» **选文**
########

美文网首页
tensorflow学习笔记-队列和线程管理

tensorflow学习笔记-队列和线程管理

作者: 飞天小小猫 | 来源:发表于2018-10-18 23:18 被阅读29次

    队列类型

    FIFOQueue()          #先入先出队列
    RandomShuffleQueue() #随机队列
    
    queue1 = tf.RandomShuffleQueue(...)
    queue2 = tf.FIFOQueue(...)
    
    ##出入队列
    # enqueue()、enqueue_many()
    # dequeueu()、dequeue_many()
    
    enqueue_op = queue.enqueue(example)
    inputs = queue.dequeue_many(batch_size)
    

    线程管理器Coordinator

    • should_stop():如果线程应该停止则返回True
    • request_stop(<exception>):请求该线程停止
    • join(<list of threads>):等待被指定的子线程终止(才开始继续主线程)
    • 步骤
      • 首先创建一个Coordinator对象,然后建立一些使用Coordinator对象的线程
      • 这些线程通常一直循环运行,一直到should_stop()返回True时停止
      • 任何线程都可以决定计算什么时候应该停止。它只需要调用request_stop(),同时其他线程的should_stop()将会返回True,然后都停下来
    # 线程体:循环执行,直到Coordinator收到了停止请求。
     # 如果某些条件为真,请求Coordinator去停止其他线程。
    def MyLoop(coord):
        while not coord.should_stop():
            ...do something...

########

» **任务说明 1**
返回关于 TensorFlow 队列和线程管理的笔记中从“作者: 飞天小小猫 |”起，到“queue1 = tf.RandomShuffleQueue(...)”为止（含）的那一段原文。

数据集中的记录
########

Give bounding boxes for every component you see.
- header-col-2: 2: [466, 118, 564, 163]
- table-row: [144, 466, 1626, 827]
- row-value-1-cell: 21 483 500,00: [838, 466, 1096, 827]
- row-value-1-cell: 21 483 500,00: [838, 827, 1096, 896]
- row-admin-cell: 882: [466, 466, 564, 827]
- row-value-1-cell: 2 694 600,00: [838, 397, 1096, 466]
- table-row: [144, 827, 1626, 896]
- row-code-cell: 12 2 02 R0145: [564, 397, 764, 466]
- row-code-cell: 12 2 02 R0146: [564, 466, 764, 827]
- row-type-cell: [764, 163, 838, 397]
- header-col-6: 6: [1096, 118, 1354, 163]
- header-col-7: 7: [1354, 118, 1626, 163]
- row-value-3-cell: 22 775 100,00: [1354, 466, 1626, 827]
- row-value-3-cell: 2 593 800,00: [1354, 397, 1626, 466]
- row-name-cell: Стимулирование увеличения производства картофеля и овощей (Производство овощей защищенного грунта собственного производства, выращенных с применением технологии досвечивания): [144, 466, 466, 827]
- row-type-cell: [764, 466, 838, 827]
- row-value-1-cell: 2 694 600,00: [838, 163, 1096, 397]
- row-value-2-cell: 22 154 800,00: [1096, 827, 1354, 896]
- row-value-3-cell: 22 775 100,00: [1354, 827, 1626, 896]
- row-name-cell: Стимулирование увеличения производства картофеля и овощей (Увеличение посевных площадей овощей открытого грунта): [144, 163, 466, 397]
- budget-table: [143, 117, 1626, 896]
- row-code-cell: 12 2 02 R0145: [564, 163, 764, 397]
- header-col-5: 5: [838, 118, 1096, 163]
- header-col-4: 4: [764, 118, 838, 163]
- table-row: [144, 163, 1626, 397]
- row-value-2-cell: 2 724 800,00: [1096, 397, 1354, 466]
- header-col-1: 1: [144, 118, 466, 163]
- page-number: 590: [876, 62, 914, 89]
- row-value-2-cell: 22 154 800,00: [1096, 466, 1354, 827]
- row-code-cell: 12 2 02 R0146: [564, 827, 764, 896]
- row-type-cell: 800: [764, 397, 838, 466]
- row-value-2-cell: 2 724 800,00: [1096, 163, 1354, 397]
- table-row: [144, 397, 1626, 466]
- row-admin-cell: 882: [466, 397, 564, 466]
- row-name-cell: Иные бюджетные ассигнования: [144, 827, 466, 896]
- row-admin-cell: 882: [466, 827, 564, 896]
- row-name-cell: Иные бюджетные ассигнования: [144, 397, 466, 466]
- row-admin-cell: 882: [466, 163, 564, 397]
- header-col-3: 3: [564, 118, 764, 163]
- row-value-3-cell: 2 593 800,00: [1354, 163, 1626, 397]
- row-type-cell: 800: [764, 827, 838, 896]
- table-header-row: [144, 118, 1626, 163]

########

» **任务说明 2**
改写记录中从开头起，到含有“- table-row: [144, 827, 1626, 896]”的那一行为止（含该行）的各行，将其中的“row-value-1-cell”换成“row-amount-1-cell”，其余内容保持不变，只给出这些行。

» **练习结果 1**
作者: 飞天小小猫 | 来源:发表于2018-10-18 23:18 被阅读29次

    队列类型

    FIFOQueue()          #先入先出队列
    RandomShuffleQueue() #随机队列
    
    queue1 = tf.RandomShuffleQueue(...)

» **练习结果 2**
Give bounding boxes for every component you see.
- header-col-2: 2: [466, 118, 564, 163]
- table-row: [144, 466, 1626, 827]
- row-amount-1-cell: 21 483 500,00: [838, 466, 1096, 827]
- row-amount-1-cell: 21 483 500,00: [838, 827, 1096, 896]
- row-admin-cell: 882: [466, 466, 564, 827]
- row-amount-1-cell: 2 694 600,00: [838, 397, 1096, 466]
- table-row: [144, 827, 1626, 896]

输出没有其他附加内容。